[Source data]
-=-=-

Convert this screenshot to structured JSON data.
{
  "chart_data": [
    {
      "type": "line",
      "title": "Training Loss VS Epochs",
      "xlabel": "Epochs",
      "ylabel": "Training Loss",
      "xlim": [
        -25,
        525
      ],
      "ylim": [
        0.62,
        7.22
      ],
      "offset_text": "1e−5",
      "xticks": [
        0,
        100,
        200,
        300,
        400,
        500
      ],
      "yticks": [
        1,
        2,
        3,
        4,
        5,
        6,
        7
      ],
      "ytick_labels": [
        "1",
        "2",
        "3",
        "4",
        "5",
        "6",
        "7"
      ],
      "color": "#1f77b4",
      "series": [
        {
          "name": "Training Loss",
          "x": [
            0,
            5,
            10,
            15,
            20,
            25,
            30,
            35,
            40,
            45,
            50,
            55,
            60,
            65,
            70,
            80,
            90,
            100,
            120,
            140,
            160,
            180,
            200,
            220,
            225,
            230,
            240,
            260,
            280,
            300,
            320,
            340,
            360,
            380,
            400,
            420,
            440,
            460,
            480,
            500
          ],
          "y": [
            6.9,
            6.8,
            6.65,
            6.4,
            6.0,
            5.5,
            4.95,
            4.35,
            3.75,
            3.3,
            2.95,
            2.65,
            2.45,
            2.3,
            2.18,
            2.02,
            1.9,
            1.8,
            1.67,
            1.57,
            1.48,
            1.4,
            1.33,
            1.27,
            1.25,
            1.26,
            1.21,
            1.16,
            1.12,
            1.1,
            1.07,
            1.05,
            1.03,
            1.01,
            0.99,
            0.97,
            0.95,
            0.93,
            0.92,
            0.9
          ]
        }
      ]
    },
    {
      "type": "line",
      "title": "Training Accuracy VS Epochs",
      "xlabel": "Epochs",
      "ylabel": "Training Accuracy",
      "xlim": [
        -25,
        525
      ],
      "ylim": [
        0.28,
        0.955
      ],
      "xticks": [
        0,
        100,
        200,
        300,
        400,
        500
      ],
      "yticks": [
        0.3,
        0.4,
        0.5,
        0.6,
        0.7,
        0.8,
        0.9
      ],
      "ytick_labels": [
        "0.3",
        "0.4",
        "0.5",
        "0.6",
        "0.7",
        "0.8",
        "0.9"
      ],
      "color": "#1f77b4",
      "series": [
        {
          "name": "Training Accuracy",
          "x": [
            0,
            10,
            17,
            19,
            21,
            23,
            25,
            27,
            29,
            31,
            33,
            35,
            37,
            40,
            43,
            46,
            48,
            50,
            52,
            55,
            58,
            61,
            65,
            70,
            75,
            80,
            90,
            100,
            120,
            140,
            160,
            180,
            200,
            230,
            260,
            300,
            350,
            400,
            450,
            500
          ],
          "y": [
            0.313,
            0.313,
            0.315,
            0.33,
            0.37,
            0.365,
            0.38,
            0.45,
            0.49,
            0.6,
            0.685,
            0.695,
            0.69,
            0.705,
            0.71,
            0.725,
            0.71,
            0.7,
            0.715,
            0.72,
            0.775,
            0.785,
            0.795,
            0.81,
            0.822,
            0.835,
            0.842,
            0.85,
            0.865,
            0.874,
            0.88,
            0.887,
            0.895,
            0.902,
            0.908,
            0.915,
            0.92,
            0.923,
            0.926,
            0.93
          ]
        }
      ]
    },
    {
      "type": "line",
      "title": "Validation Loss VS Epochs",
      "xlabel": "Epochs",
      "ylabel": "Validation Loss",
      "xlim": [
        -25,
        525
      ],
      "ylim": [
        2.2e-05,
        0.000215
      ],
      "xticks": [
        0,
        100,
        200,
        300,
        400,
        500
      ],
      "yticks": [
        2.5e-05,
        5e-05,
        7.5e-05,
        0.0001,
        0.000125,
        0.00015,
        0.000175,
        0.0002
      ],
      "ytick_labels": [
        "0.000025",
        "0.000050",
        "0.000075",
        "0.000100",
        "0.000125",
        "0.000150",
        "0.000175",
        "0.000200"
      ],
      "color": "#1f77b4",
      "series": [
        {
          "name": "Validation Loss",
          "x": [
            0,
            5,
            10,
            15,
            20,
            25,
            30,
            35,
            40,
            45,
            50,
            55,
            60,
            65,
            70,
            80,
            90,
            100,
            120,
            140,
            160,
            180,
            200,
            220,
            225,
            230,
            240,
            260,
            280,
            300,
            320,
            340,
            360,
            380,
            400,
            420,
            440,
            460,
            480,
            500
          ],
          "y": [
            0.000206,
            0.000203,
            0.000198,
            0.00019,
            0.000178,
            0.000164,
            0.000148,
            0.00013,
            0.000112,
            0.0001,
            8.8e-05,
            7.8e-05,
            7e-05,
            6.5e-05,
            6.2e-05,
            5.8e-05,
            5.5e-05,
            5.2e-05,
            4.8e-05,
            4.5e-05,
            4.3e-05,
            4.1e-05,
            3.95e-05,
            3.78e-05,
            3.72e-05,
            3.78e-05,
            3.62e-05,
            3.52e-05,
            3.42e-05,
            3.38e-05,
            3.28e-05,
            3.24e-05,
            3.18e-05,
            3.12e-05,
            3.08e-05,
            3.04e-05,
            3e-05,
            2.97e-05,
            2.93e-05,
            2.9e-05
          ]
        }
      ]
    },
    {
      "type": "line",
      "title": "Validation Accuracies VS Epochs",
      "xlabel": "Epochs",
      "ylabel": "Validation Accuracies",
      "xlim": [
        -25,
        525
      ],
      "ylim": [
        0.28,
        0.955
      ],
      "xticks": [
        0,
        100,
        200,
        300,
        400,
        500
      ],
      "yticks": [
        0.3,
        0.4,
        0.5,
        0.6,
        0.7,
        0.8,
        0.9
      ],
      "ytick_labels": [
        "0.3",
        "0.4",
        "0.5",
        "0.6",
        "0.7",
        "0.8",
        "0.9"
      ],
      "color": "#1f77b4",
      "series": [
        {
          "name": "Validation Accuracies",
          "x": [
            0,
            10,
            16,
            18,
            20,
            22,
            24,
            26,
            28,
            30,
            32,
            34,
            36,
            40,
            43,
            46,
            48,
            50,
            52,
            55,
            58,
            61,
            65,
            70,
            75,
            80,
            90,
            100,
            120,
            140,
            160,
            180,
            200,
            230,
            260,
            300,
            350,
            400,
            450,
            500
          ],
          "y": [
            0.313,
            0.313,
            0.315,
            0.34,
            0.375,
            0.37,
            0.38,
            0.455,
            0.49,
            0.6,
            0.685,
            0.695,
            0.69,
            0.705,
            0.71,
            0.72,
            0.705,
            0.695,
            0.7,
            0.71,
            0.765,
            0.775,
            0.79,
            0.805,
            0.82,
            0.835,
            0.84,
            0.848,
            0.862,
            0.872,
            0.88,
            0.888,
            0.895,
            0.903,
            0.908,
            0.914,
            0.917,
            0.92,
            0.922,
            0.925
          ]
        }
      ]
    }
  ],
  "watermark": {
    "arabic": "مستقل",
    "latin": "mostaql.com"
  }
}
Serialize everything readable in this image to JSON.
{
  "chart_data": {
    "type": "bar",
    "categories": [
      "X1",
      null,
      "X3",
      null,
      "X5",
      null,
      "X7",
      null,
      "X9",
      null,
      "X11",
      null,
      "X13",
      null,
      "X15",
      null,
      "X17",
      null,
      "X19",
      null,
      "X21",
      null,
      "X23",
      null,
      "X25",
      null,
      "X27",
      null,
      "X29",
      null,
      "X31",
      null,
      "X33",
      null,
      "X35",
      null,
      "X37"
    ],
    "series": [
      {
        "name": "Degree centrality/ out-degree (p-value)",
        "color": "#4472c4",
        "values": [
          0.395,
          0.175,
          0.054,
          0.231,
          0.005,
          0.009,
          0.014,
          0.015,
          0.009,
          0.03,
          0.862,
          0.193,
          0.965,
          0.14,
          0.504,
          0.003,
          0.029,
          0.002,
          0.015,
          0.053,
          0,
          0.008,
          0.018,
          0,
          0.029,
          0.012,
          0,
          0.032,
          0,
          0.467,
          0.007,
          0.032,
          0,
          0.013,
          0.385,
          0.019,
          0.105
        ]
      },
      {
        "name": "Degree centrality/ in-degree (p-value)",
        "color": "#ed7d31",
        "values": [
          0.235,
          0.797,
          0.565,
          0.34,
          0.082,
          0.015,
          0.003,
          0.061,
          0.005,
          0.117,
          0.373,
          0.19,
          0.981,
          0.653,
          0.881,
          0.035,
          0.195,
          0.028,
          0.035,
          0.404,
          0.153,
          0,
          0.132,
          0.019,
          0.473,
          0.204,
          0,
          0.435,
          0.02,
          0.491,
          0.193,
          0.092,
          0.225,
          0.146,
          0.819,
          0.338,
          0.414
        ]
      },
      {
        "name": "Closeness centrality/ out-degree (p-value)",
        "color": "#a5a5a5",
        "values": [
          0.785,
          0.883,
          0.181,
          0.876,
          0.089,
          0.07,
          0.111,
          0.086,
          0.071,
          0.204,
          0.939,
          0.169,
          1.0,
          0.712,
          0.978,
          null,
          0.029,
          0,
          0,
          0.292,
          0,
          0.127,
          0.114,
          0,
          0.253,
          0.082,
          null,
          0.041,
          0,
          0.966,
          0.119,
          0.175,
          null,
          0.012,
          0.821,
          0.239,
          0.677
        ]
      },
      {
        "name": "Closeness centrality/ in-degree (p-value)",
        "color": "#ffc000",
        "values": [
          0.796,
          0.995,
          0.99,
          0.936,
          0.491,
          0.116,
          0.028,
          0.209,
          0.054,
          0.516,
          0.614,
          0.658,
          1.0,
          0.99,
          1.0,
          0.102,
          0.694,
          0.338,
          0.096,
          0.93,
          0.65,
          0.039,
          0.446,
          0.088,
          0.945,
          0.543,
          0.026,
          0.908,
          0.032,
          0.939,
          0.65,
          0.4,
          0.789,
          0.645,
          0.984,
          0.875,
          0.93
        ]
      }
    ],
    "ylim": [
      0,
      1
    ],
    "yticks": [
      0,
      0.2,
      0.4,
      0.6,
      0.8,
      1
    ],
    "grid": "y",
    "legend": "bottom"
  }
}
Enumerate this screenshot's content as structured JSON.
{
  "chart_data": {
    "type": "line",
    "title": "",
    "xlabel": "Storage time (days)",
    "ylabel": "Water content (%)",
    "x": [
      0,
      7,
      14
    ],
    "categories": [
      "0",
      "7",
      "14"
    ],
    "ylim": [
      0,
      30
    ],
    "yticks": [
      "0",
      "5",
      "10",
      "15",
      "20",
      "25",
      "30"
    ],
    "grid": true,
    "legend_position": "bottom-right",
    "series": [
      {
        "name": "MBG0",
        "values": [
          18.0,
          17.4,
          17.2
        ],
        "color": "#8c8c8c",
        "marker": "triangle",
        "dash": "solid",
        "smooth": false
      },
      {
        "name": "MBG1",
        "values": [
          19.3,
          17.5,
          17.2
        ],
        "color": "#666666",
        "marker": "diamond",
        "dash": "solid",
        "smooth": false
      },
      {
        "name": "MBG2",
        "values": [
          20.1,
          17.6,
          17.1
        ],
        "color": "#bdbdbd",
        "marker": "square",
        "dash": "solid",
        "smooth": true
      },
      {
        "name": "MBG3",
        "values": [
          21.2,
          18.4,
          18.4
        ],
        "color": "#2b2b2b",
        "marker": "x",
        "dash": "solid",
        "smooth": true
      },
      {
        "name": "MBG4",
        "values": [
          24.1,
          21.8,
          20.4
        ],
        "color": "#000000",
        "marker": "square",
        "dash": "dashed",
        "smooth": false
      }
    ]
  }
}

-=-=-

§ EXERCISE GOAL
Filter the entries and copy out every line with the word "Loss".

§ TASK ANSWER
      "title": "Training Loss VS Epochs",
      "ylabel": "Training Loss",
          "name": "Training Loss",
      "title": "Validation Loss VS Epochs",
      "ylabel": "Validation Loss",
          "name": "Validation Loss",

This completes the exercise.